Saved entries:

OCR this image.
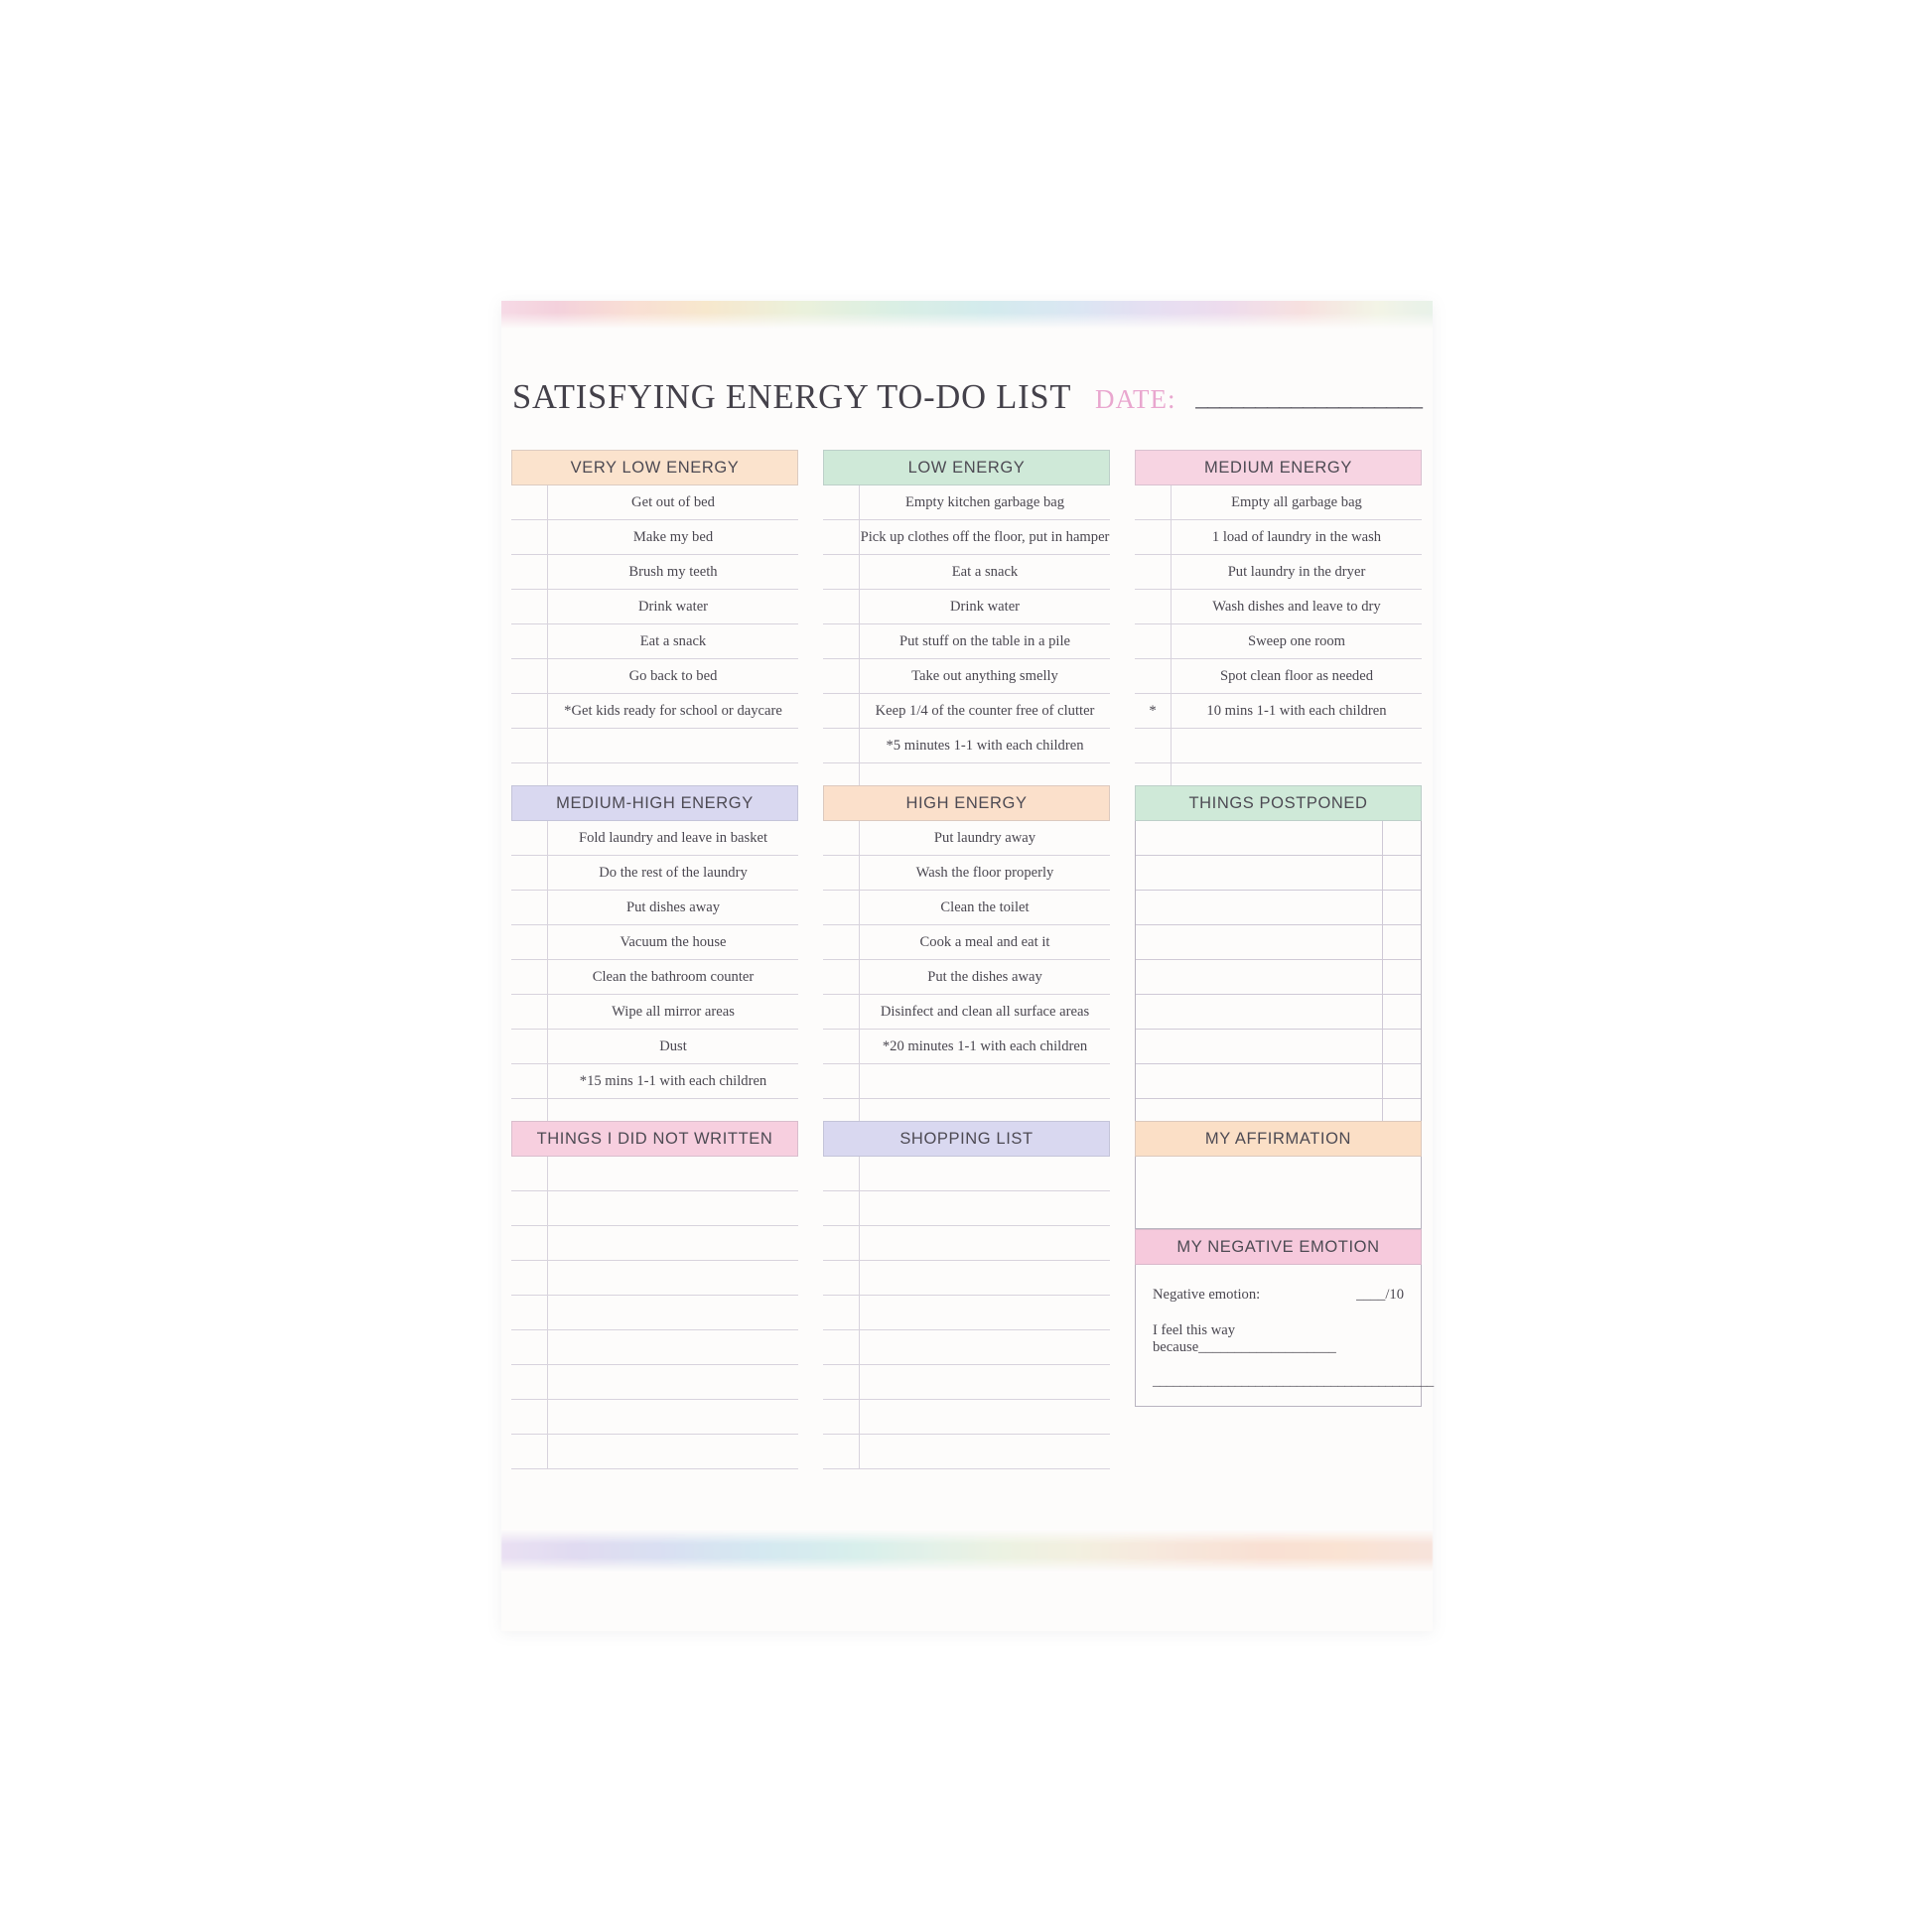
SATISFYING ENERGY TO-DO LIST DATE: ___________________
VERY LOW ENERGY
	Get out of bed
	Make my bed
	Brush my teeth
	Drink water
	Eat a snack
	Go back to bed
	*Get kids ready for school or daycare

LOW ENERGY
	Empty kitchen garbage bag
	Pick up clothes off the floor, put in hamper
	Eat a snack
	Drink water
	Put stuff on the table in a pile
	Take out anything smelly
	Keep 1/4 of the counter free of clutter
	*5 minutes 1-1 with each children

MEDIUM ENERGY
	Empty all garbage bag
	1 load of laundry in the wash
	Put laundry in the dryer
	Wash dishes and leave to dry
	Sweep one room
	Spot clean floor as needed
*	10 mins 1-1 with each children

MEDIUM-HIGH ENERGY
	Fold laundry and leave in basket
	Do the rest of the laundry
	Put dishes away
	Vacuum the house
	Clean the bathroom counter
	Wipe all mirror areas
	Dust
	*15 mins 1-1 with each children

HIGH ENERGY
	Put laundry away
	Wash the floor properly
	Clean the toilet
	Cook a meal and eat it
	Put the dishes away
	Disinfect and clean all surface areas
	*20 minutes 1-1 with each children

THINGS POSTPONED

THINGS I DID NOT WRITTEN

		SHOPPING LIST

		MY AFFIRMATION
MY NEGATIVE EMOTION
Negative emotion:	____/10
I feel this way because___________________
_________________________________________
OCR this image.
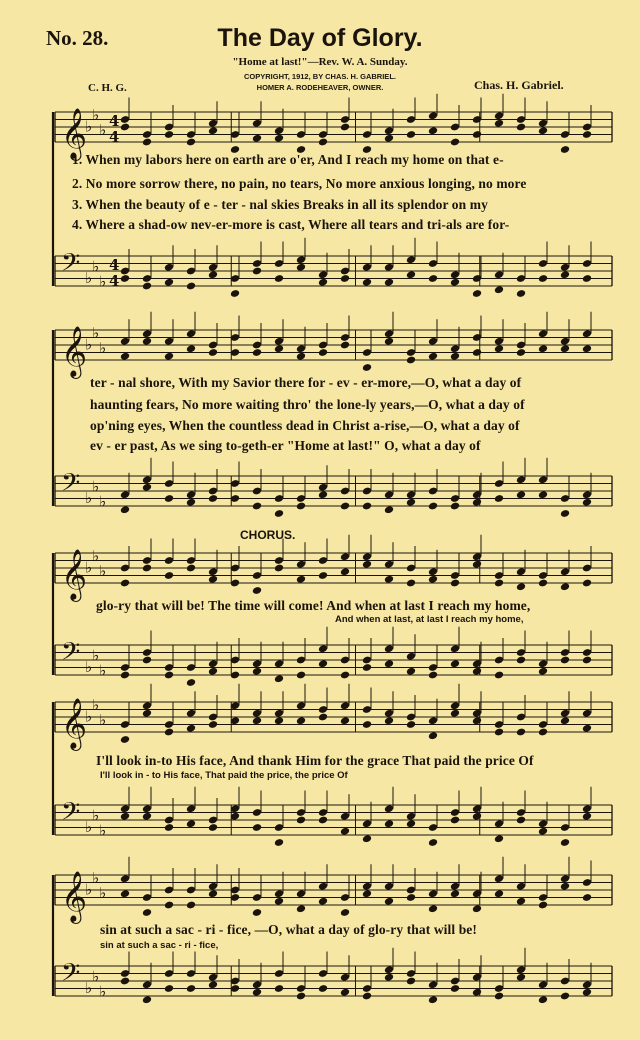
No. 28.	The Day of Glory.
"Home at last!"—Rev. W. A. Sunday.
COPYRIGHT, 1912, BY CHAS. H. GABRIEL.
HOMER A. RODEHEAVER, OWNER.
C. H. G.	Chas. H. Gabriel.
𝄞
♭
♭
♭ 4
4
𝄢 ♭
♭
♭
4
4
𝄞
♭
♭
♭
𝄢 ♭
♭
♭
𝄞
♭
♭
♭
𝄢 ♭
♭
♭
𝄞
♭
♭
♭
𝄢 ♭
♭
♭
𝄞
♭
♭
♭
𝄢 ♭
♭
♭
1. When my labors here on earth are o'er, And I reach my home on that e-
2. No more sorrow there, no pain, no tears, No more anxious longing, no more
3. When the beauty of e - ter - nal skies Breaks in all its splendor on my
4. Where a shad-ow nev-er-more is cast, Where all tears and tri-als are for-
ter - nal shore, With my Savior there for - ev - er-more,—O, what a day of
haunting fears, No more waiting thro' the lone-ly years,—O, what a day of
op'ning eyes, When the countless dead in Christ a-rise,—O, what a day of
ev - er past, As we sing to-geth-er "Home at last!" O, what a day of
CHORUS.
glo-ry that will be! The time will come! And when at last I reach my home,
And when at last, at last I reach my home,
I'll look in-to His face, And thank Him for the grace That paid the price Of
I'll look in - to His face, That paid the price, the price Of
sin at such a sac - ri - fice, —O, what a day of glo-ry that will be!
sin at such a sac - ri - fice,
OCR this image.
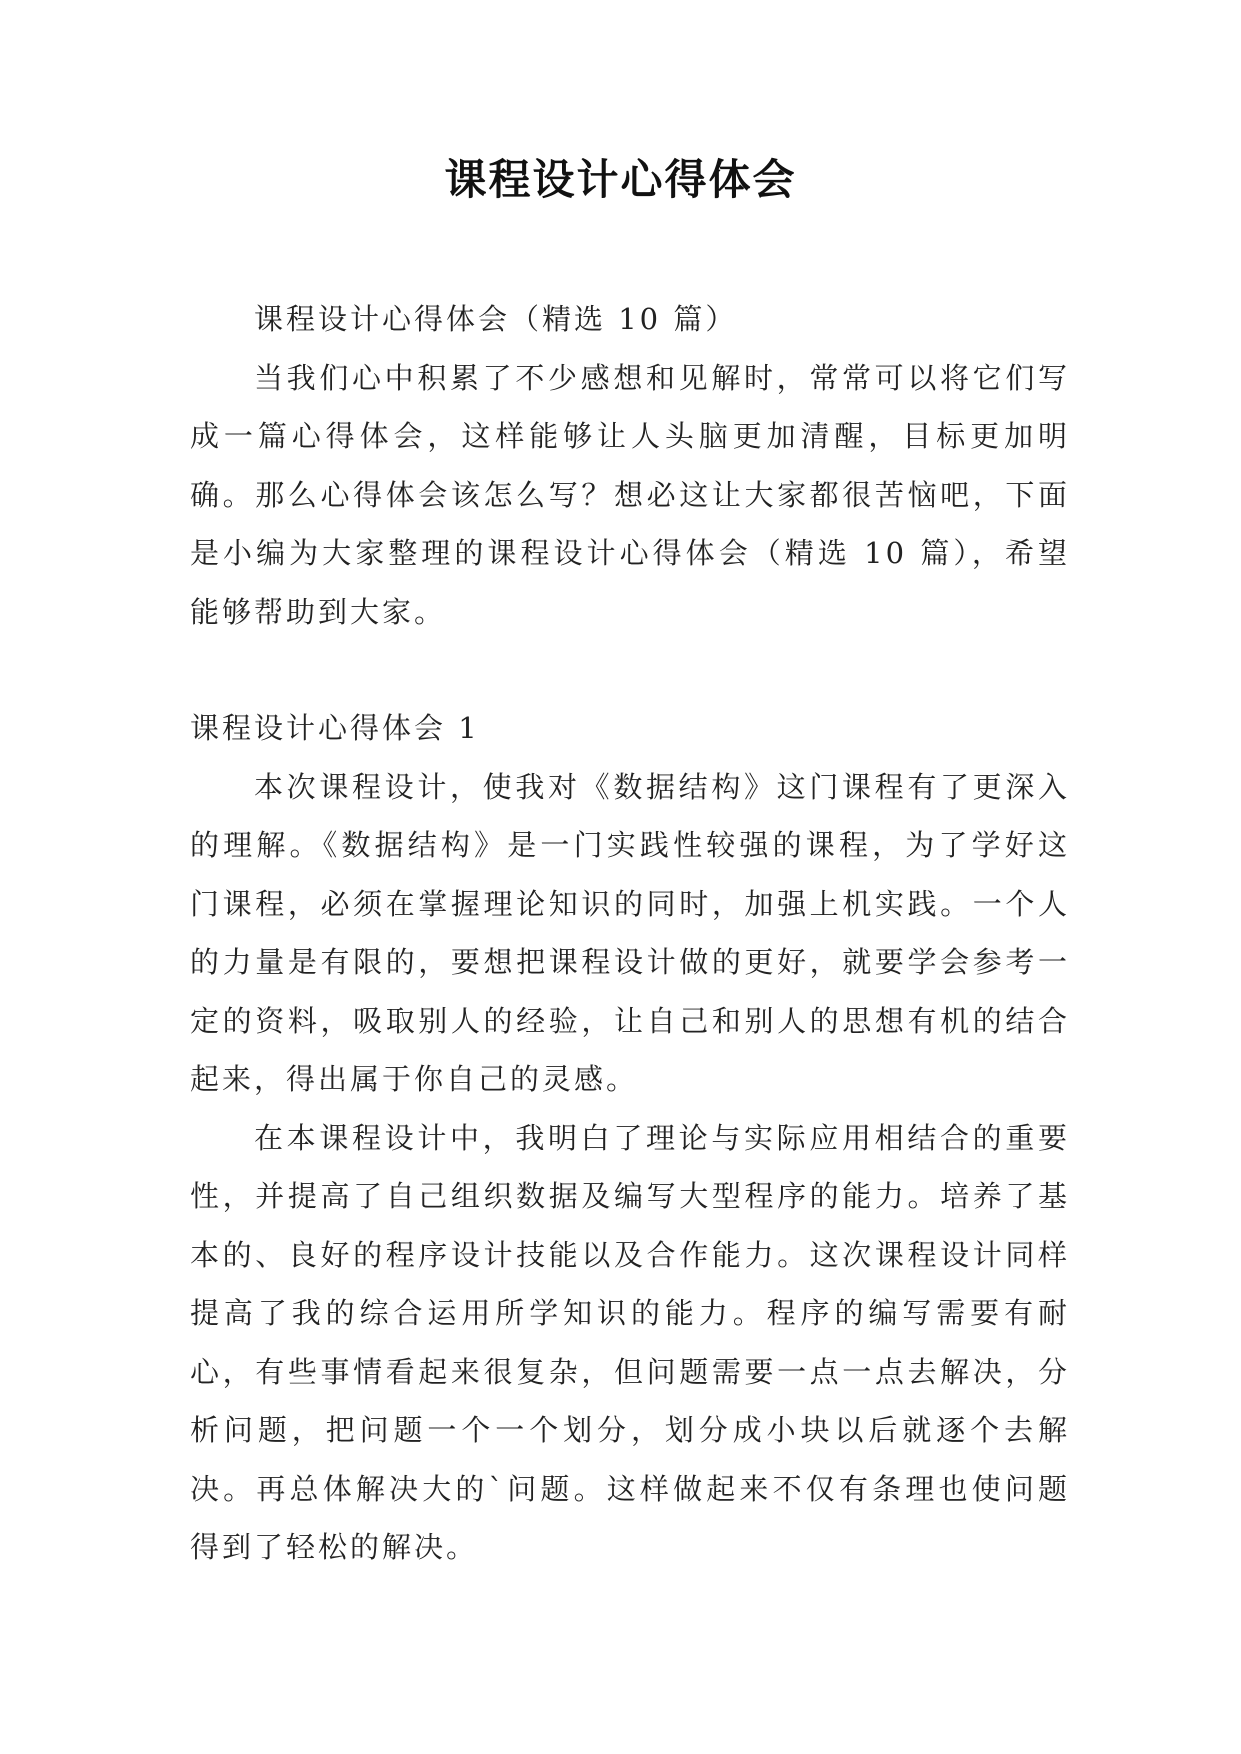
课程设计心得体会

课程设计心得体会（精选 10 篇）

当我们心中积累了不少感想和见解时，常常可以将它们写成一篇心得体会，这样能够让人头脑更加清醒，目标更加明确。那么心得体会该怎么写？想必这让大家都很苦恼吧，下面是小编为大家整理的课程设计心得体会（精选 10 篇），希望能够帮助到大家。

课程设计心得体会 1

本次课程设计，使我对《数据结构》这门课程有了更深入的理解。《数据结构》是一门实践性较强的课程，为了学好这门课程，必须在掌握理论知识的同时，加强上机实践。一个人的力量是有限的，要想把课程设计做的更好，就要学会参考一定的资料，吸取别人的经验，让自己和别人的思想有机的结合起来，得出属于你自己的灵感。

在本课程设计中，我明白了理论与实际应用相结合的重要性，并提高了自己组织数据及编写大型程序的能力。培养了基本的、良好的程序设计技能以及合作能力。这次课程设计同样提高了我的综合运用所学知识的能力。程序的编写需要有耐心，有些事情看起来很复杂，但问题需要一点一点去解决，分析问题，把问题一个一个划分，划分成小块以后就逐个去解决。再总体解决大的`问题。这样做起来不仅有条理也使问题得到了轻松的解决。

## [Requirements]
Check each line of the entries above for the word "children". List the ones that have it.

## [Written response]
	*5 minutes 1-1 with each children
*	10 mins 1-1 with each children
	*15 mins 1-1 with each children
	*20 minutes 1-1 with each children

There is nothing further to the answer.